**What this task involves:**
Take every line from the material that has the word "buttons" in it.

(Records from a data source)

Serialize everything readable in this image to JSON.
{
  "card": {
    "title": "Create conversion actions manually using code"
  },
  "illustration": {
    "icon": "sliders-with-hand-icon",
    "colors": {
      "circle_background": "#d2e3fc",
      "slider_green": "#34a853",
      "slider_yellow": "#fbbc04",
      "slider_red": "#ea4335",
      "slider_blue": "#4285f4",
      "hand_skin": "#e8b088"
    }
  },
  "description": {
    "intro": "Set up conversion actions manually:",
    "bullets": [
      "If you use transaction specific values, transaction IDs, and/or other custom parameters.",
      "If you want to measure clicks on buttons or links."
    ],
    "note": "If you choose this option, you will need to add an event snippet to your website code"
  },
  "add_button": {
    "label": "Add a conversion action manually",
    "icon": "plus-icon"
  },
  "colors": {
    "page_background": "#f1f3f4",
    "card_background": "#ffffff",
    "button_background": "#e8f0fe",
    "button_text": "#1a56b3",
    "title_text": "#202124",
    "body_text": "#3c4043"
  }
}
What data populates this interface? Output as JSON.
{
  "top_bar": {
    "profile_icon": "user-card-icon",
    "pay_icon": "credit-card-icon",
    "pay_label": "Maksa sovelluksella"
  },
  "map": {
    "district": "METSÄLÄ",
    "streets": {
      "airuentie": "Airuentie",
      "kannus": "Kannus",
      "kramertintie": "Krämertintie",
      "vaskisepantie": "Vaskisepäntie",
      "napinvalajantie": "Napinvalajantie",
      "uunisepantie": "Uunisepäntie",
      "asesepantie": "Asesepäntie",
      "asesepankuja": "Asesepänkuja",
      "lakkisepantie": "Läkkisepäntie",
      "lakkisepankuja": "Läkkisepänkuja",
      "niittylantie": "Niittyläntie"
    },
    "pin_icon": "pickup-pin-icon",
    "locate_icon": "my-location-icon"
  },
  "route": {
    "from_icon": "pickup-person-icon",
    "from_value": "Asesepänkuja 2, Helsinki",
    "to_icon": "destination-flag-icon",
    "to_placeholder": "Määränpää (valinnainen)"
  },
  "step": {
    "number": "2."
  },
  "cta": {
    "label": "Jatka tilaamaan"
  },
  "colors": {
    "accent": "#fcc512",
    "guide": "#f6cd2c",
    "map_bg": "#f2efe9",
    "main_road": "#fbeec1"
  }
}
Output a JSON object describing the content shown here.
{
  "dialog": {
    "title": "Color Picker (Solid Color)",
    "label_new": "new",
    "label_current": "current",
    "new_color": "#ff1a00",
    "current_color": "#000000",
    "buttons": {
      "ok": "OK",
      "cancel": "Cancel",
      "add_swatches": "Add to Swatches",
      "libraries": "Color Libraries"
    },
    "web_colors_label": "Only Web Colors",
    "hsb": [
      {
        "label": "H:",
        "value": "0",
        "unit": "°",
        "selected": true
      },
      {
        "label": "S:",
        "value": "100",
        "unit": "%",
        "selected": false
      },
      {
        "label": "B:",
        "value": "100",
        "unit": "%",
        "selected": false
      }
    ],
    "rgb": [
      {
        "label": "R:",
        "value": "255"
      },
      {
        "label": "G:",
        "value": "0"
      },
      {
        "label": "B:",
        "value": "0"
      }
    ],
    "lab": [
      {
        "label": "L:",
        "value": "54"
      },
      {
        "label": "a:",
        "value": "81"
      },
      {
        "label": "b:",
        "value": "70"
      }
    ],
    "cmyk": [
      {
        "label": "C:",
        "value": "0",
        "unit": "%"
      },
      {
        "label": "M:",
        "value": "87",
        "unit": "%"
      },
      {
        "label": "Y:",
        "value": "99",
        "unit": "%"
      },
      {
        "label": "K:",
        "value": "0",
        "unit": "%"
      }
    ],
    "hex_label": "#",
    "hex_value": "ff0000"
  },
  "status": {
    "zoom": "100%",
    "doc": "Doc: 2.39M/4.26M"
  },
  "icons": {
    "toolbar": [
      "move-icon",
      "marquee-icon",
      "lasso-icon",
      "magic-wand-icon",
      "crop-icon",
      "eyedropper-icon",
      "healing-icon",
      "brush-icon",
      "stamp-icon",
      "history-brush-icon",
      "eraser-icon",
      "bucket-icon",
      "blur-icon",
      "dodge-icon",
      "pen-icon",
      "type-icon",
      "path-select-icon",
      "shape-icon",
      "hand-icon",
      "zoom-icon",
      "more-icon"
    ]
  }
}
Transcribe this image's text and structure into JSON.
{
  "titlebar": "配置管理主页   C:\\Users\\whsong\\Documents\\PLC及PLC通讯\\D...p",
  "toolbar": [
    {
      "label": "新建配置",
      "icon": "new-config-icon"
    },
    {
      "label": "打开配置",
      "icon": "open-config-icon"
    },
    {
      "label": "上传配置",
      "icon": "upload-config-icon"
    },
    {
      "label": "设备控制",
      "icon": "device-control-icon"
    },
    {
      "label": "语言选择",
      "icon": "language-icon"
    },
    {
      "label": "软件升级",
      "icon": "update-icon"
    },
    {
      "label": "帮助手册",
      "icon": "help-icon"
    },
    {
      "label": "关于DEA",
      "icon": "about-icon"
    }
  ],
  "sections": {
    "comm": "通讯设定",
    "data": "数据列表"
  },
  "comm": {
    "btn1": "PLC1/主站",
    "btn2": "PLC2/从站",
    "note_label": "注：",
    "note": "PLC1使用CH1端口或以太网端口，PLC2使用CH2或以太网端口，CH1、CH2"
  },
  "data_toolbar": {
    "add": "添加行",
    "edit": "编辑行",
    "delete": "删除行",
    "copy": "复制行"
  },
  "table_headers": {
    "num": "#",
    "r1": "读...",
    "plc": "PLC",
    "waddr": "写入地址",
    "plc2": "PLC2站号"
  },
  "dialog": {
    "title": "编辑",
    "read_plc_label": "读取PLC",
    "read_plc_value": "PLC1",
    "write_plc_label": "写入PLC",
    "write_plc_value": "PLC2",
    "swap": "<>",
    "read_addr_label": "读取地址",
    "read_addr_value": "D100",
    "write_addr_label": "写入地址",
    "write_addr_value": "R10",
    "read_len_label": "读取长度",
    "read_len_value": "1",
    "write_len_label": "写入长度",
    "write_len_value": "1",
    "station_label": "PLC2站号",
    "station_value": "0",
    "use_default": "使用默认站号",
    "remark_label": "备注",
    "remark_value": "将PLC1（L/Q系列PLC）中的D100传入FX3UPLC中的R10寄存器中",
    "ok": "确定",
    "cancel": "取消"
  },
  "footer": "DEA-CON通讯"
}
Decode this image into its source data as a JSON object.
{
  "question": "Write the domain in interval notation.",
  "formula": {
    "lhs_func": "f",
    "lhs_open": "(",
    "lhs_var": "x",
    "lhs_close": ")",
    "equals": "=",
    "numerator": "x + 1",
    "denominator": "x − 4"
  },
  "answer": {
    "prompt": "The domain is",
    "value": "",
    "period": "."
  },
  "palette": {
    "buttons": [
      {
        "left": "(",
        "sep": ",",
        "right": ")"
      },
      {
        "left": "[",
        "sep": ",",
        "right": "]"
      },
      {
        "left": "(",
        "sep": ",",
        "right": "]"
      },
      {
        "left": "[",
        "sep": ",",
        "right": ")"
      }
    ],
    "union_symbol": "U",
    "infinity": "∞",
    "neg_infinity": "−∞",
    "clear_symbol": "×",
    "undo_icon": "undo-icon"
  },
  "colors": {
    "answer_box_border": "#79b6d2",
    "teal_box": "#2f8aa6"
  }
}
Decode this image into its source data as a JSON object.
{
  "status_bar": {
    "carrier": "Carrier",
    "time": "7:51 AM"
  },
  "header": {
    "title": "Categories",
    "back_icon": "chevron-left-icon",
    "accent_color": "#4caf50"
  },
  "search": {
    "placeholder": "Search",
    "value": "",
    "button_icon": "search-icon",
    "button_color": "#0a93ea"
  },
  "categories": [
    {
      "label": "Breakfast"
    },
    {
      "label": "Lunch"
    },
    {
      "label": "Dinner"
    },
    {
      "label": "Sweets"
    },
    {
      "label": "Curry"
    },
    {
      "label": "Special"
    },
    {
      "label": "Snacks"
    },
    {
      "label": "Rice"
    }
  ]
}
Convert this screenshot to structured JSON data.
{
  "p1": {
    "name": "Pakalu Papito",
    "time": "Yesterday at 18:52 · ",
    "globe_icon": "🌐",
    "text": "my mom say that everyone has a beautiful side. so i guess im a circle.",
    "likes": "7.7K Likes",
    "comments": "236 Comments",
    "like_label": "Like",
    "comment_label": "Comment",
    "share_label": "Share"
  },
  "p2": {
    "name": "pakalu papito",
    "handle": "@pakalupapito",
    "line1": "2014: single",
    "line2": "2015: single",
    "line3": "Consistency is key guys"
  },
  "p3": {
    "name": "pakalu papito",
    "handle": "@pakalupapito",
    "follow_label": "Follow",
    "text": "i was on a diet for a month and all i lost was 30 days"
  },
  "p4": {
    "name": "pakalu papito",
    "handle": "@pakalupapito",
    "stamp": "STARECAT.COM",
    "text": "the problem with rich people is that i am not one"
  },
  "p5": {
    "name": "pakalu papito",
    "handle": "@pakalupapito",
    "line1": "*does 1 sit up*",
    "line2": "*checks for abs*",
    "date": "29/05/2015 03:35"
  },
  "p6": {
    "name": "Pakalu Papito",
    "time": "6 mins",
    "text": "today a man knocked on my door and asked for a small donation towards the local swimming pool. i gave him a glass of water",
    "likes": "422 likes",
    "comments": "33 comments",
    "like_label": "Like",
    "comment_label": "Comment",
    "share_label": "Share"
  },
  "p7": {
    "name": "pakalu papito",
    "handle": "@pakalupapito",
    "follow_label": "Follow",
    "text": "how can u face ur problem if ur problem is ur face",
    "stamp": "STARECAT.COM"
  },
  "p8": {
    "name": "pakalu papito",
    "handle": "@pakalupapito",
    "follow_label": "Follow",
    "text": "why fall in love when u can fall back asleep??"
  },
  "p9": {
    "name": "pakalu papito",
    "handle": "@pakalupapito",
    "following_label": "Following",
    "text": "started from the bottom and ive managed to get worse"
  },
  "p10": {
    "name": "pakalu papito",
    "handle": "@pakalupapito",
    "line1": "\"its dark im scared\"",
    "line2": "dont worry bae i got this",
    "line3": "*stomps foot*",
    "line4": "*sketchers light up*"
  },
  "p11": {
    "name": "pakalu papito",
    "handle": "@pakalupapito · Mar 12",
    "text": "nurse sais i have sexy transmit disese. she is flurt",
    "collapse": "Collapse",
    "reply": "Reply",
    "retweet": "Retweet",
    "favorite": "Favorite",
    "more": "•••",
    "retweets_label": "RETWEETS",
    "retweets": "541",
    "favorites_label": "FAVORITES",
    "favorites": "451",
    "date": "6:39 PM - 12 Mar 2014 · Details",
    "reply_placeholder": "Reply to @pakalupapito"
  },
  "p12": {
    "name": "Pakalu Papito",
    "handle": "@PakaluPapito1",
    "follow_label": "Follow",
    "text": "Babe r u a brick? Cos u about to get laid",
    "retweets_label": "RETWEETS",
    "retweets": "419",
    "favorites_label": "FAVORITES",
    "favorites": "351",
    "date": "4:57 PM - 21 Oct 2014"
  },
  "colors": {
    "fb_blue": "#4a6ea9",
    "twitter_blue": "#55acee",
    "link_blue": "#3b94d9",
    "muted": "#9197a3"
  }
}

**Full output:**
      "If you want to measure clicks on buttons or links."
    "buttons": {
    "buttons": [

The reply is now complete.